# Task brief
In the entries that follow, how many lines contain the word "They"? Answer with the number only.
::: Extracted records :::
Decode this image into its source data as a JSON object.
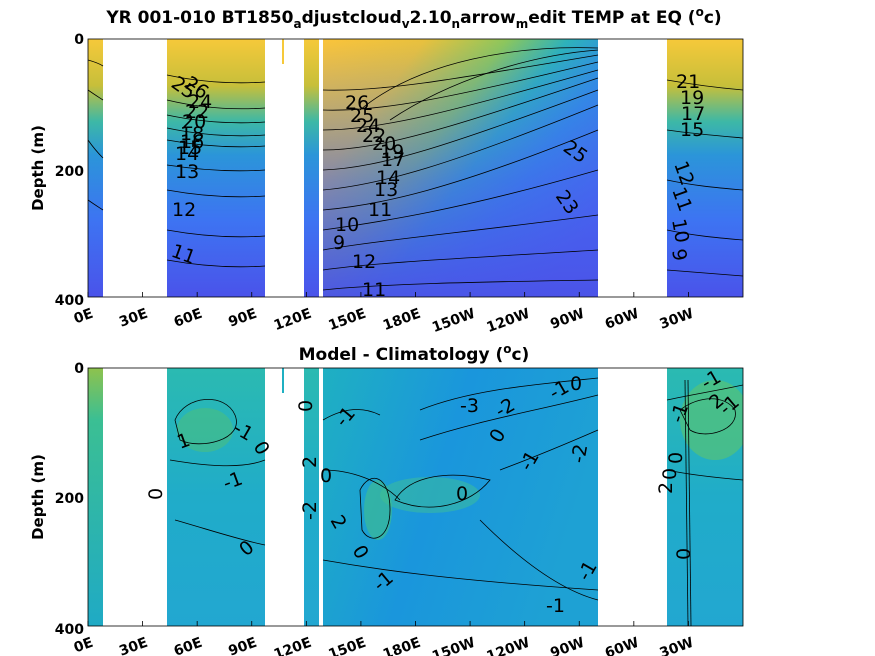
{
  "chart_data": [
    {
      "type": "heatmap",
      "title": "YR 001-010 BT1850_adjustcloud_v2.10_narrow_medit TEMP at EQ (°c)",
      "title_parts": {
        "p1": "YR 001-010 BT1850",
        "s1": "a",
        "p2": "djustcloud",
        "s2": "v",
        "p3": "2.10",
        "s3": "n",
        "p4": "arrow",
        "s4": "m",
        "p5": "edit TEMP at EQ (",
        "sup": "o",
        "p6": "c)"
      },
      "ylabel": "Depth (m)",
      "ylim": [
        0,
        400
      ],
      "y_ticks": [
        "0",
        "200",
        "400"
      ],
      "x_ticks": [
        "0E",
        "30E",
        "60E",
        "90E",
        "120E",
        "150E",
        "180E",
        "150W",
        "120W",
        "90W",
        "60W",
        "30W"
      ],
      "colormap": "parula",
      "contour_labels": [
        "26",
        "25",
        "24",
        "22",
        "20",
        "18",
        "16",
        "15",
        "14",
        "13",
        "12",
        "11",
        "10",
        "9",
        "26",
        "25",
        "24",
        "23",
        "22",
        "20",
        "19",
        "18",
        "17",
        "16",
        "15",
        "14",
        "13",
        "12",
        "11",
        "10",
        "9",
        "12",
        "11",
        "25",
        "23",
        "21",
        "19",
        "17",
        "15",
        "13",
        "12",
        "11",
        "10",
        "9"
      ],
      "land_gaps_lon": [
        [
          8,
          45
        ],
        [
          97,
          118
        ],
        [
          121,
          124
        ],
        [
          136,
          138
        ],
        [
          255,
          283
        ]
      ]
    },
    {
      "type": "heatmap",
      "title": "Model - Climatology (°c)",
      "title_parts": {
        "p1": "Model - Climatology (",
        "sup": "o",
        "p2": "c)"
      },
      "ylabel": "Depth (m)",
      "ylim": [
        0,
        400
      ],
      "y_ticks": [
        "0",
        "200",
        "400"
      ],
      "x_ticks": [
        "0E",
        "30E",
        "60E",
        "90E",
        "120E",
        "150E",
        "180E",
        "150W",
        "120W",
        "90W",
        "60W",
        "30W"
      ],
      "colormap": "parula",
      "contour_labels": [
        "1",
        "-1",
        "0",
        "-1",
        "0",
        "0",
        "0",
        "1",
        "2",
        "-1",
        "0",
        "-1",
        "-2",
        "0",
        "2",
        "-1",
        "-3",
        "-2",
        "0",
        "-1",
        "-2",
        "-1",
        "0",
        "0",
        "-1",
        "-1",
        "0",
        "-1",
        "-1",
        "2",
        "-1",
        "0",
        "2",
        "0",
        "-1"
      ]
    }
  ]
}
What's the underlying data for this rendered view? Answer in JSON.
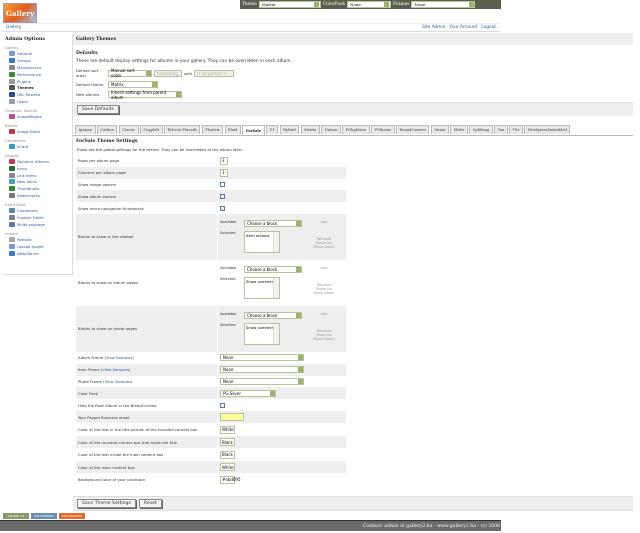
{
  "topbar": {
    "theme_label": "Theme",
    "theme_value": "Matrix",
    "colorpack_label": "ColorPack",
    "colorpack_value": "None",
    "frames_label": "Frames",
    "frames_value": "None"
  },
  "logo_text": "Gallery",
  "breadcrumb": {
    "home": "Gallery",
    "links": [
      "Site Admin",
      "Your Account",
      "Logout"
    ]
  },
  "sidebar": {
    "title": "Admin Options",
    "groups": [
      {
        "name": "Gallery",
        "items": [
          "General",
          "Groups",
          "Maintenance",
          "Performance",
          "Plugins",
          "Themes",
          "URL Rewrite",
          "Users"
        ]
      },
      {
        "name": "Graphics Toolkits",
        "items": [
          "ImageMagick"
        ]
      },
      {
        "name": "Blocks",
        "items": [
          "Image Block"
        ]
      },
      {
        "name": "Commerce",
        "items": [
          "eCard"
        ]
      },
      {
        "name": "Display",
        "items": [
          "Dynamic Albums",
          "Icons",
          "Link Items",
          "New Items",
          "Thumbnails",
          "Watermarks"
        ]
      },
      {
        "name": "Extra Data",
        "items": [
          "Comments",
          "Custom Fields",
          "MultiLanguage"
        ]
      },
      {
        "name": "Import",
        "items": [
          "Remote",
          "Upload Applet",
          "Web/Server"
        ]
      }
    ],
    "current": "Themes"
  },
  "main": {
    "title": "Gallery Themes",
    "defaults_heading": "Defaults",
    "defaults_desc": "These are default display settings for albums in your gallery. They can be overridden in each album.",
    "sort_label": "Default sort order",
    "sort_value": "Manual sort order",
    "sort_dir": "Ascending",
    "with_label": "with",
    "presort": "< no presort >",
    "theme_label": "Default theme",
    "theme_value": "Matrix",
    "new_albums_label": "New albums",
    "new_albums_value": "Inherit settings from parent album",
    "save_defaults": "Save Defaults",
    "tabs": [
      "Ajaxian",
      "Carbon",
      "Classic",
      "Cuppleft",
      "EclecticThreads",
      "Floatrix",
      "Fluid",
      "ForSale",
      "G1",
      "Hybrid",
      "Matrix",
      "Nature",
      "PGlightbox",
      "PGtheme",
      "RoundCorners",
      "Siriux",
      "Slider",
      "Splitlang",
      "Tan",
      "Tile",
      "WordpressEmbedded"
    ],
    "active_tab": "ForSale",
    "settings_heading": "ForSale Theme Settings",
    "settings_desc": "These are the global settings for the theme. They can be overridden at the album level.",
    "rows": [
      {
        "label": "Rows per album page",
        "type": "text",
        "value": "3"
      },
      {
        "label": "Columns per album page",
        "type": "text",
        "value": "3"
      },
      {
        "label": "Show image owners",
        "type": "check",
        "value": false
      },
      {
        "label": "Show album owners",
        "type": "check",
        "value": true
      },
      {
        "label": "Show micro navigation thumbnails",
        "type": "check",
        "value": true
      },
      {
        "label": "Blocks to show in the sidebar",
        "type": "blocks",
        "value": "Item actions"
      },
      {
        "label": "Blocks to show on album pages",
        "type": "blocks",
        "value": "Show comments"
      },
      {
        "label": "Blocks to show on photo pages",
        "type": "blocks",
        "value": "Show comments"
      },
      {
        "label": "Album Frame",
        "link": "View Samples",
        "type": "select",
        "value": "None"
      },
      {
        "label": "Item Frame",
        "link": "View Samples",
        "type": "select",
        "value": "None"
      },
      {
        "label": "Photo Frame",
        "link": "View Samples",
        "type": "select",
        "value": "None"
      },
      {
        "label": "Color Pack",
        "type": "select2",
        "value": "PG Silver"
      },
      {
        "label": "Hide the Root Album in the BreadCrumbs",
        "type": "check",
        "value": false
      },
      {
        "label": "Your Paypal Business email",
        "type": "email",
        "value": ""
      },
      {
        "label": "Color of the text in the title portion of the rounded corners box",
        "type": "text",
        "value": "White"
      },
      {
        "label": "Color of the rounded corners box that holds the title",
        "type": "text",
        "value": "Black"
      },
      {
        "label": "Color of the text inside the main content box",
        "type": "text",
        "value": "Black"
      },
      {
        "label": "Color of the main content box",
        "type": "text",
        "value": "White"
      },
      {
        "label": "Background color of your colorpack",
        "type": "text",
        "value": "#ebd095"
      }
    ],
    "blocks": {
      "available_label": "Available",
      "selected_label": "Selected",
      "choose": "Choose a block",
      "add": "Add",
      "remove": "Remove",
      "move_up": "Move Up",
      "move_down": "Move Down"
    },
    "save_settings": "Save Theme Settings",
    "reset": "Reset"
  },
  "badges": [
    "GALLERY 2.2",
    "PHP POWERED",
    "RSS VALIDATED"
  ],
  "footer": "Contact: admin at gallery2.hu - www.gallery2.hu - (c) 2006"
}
:::
# The answer
2